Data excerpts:
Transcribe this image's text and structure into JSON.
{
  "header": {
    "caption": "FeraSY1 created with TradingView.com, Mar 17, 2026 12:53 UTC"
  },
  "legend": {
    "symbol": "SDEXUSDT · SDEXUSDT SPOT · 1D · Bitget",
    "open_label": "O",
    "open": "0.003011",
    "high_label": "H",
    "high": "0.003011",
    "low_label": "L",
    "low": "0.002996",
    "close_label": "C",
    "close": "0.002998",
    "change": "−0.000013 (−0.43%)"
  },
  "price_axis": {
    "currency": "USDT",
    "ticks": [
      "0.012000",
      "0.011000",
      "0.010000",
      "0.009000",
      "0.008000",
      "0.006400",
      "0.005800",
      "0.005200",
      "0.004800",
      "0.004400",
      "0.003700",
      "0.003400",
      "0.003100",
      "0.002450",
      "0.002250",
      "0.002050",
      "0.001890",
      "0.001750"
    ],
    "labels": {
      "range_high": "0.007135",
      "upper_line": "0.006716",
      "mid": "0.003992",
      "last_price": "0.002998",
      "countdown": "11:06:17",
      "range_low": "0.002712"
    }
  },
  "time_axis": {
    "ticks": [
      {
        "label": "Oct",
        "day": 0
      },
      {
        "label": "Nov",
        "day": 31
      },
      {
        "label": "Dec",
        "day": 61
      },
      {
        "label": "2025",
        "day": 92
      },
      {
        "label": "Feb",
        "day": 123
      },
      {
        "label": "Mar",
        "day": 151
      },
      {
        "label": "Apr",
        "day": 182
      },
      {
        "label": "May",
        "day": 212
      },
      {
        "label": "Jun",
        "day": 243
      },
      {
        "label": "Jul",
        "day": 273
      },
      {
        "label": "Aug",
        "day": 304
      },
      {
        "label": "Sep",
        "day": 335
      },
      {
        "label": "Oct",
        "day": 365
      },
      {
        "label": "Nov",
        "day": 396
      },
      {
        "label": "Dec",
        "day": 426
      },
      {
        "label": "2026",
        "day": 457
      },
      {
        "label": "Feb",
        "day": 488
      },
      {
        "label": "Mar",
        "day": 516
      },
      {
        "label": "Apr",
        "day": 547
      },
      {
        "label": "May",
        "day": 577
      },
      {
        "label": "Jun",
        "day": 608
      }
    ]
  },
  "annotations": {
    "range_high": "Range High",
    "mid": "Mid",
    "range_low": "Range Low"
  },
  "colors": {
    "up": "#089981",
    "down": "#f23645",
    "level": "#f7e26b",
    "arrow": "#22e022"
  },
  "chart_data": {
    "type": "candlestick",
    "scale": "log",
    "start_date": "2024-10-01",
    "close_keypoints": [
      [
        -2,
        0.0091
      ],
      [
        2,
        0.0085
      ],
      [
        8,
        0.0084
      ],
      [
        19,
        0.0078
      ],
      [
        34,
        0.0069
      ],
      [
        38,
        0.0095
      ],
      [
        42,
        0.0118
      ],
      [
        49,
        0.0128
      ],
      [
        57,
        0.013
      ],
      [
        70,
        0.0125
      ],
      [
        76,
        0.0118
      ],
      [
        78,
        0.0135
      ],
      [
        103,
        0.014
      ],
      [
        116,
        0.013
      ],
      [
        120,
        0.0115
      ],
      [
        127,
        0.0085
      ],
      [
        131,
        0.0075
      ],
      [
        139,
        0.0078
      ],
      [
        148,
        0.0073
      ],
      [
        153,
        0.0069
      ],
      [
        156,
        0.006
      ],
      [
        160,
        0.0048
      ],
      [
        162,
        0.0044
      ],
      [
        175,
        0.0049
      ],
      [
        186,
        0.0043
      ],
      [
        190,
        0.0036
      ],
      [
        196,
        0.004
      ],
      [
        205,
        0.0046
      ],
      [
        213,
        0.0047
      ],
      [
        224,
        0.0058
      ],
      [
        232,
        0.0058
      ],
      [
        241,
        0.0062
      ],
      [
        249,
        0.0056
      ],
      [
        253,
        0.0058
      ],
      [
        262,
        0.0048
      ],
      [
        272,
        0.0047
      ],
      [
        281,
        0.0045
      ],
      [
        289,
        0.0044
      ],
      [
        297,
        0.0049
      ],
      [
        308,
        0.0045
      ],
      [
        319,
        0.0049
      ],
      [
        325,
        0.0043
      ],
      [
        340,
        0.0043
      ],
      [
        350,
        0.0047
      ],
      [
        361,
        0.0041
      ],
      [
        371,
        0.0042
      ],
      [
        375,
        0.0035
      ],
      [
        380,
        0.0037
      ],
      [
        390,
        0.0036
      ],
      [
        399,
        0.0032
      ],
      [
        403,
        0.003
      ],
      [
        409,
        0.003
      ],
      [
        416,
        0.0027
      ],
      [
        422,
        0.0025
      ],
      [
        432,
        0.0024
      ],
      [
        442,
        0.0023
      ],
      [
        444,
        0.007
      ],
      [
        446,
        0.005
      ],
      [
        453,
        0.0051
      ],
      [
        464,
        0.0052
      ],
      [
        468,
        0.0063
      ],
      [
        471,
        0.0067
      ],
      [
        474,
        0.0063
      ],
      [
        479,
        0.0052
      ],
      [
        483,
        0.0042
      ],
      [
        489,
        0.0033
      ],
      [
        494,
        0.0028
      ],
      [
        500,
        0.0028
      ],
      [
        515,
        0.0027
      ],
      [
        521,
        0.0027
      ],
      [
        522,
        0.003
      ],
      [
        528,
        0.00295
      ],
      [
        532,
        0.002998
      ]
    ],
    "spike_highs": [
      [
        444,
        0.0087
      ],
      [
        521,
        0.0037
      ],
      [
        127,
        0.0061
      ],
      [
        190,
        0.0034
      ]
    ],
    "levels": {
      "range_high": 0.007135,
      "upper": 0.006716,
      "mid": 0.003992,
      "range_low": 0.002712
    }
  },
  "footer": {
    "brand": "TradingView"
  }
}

AIM
Return the whole listing exactly.

RESPONSE TO THE EXERCISE
Transcribe this image's text and structure into JSON.
{
  "header": {
    "caption": "FeraSY1 created with TradingView.com, Mar 17, 2026 12:53 UTC"
  },
  "legend": {
    "symbol": "SDEXUSDT · SDEXUSDT SPOT · 1D · Bitget",
    "open_label": "O",
    "open": "0.003011",
    "high_label": "H",
    "high": "0.003011",
    "low_label": "L",
    "low": "0.002996",
    "close_label": "C",
    "close": "0.002998",
    "change": "−0.000013 (−0.43%)"
  },
  "price_axis": {
    "currency": "USDT",
    "ticks": [
      "0.012000",
      "0.011000",
      "0.010000",
      "0.009000",
      "0.008000",
      "0.006400",
      "0.005800",
      "0.005200",
      "0.004800",
      "0.004400",
      "0.003700",
      "0.003400",
      "0.003100",
      "0.002450",
      "0.002250",
      "0.002050",
      "0.001890",
      "0.001750"
    ],
    "labels": {
      "range_high": "0.007135",
      "upper_line": "0.006716",
      "mid": "0.003992",
      "last_price": "0.002998",
      "countdown": "11:06:17",
      "range_low": "0.002712"
    }
  },
  "time_axis": {
    "ticks": [
      {
        "label": "Oct",
        "day": 0
      },
      {
        "label": "Nov",
        "day": 31
      },
      {
        "label": "Dec",
        "day": 61
      },
      {
        "label": "2025",
        "day": 92
      },
      {
        "label": "Feb",
        "day": 123
      },
      {
        "label": "Mar",
        "day": 151
      },
      {
        "label": "Apr",
        "day": 182
      },
      {
        "label": "May",
        "day": 212
      },
      {
        "label": "Jun",
        "day": 243
      },
      {
        "label": "Jul",
        "day": 273
      },
      {
        "label": "Aug",
        "day": 304
      },
      {
        "label": "Sep",
        "day": 335
      },
      {
        "label": "Oct",
        "day": 365
      },
      {
        "label": "Nov",
        "day": 396
      },
      {
        "label": "Dec",
        "day": 426
      },
      {
        "label": "2026",
        "day": 457
      },
      {
        "label": "Feb",
        "day": 488
      },
      {
        "label": "Mar",
        "day": 516
      },
      {
        "label": "Apr",
        "day": 547
      },
      {
        "label": "May",
        "day": 577
      },
      {
        "label": "Jun",
        "day": 608
      }
    ]
  },
  "annotations": {
    "range_high": "Range High",
    "mid": "Mid",
    "range_low": "Range Low"
  },
  "colors": {
    "up": "#089981",
    "down": "#f23645",
    "level": "#f7e26b",
    "arrow": "#22e022"
  },
  "chart_data": {
    "type": "candlestick",
    "scale": "log",
    "start_date": "2024-10-01",
    "close_keypoints": [
      [
        -2,
        0.0091
      ],
      [
        2,
        0.0085
      ],
      [
        8,
        0.0084
      ],
      [
        19,
        0.0078
      ],
      [
        34,
        0.0069
      ],
      [
        38,
        0.0095
      ],
      [
        42,
        0.0118
      ],
      [
        49,
        0.0128
      ],
      [
        57,
        0.013
      ],
      [
        70,
        0.0125
      ],
      [
        76,
        0.0118
      ],
      [
        78,
        0.0135
      ],
      [
        103,
        0.014
      ],
      [
        116,
        0.013
      ],
      [
        120,
        0.0115
      ],
      [
        127,
        0.0085
      ],
      [
        131,
        0.0075
      ],
      [
        139,
        0.0078
      ],
      [
        148,
        0.0073
      ],
      [
        153,
        0.0069
      ],
      [
        156,
        0.006
      ],
      [
        160,
        0.0048
      ],
      [
        162,
        0.0044
      ],
      [
        175,
        0.0049
      ],
      [
        186,
        0.0043
      ],
      [
        190,
        0.0036
      ],
      [
        196,
        0.004
      ],
      [
        205,
        0.0046
      ],
      [
        213,
        0.0047
      ],
      [
        224,
        0.0058
      ],
      [
        232,
        0.0058
      ],
      [
        241,
        0.0062
      ],
      [
        249,
        0.0056
      ],
      [
        253,
        0.0058
      ],
      [
        262,
        0.0048
      ],
      [
        272,
        0.0047
      ],
      [
        281,
        0.0045
      ],
      [
        289,
        0.0044
      ],
      [
        297,
        0.0049
      ],
      [
        308,
        0.0045
      ],
      [
        319,
        0.0049
      ],
      [
        325,
        0.0043
      ],
      [
        340,
        0.0043
      ],
      [
        350,
        0.0047
      ],
      [
        361,
        0.0041
      ],
      [
        371,
        0.0042
      ],
      [
        375,
        0.0035
      ],
      [
        380,
        0.0037
      ],
      [
        390,
        0.0036
      ],
      [
        399,
        0.0032
      ],
      [
        403,
        0.003
      ],
      [
        409,
        0.003
      ],
      [
        416,
        0.0027
      ],
      [
        422,
        0.0025
      ],
      [
        432,
        0.0024
      ],
      [
        442,
        0.0023
      ],
      [
        444,
        0.007
      ],
      [
        446,
        0.005
      ],
      [
        453,
        0.0051
      ],
      [
        464,
        0.0052
      ],
      [
        468,
        0.0063
      ],
      [
        471,
        0.0067
      ],
      [
        474,
        0.0063
      ],
      [
        479,
        0.0052
      ],
      [
        483,
        0.0042
      ],
      [
        489,
        0.0033
      ],
      [
        494,
        0.0028
      ],
      [
        500,
        0.0028
      ],
      [
        515,
        0.0027
      ],
      [
        521,
        0.0027
      ],
      [
        522,
        0.003
      ],
      [
        528,
        0.00295
      ],
      [
        532,
        0.002998
      ]
    ],
    "spike_highs": [
      [
        444,
        0.0087
      ],
      [
        521,
        0.0037
      ],
      [
        127,
        0.0061
      ],
      [
        190,
        0.0034
      ]
    ],
    "levels": {
      "range_high": 0.007135,
      "upper": 0.006716,
      "mid": 0.003992,
      "range_low": 0.002712
    }
  },
  "footer": {
    "brand": "TradingView"
  }
}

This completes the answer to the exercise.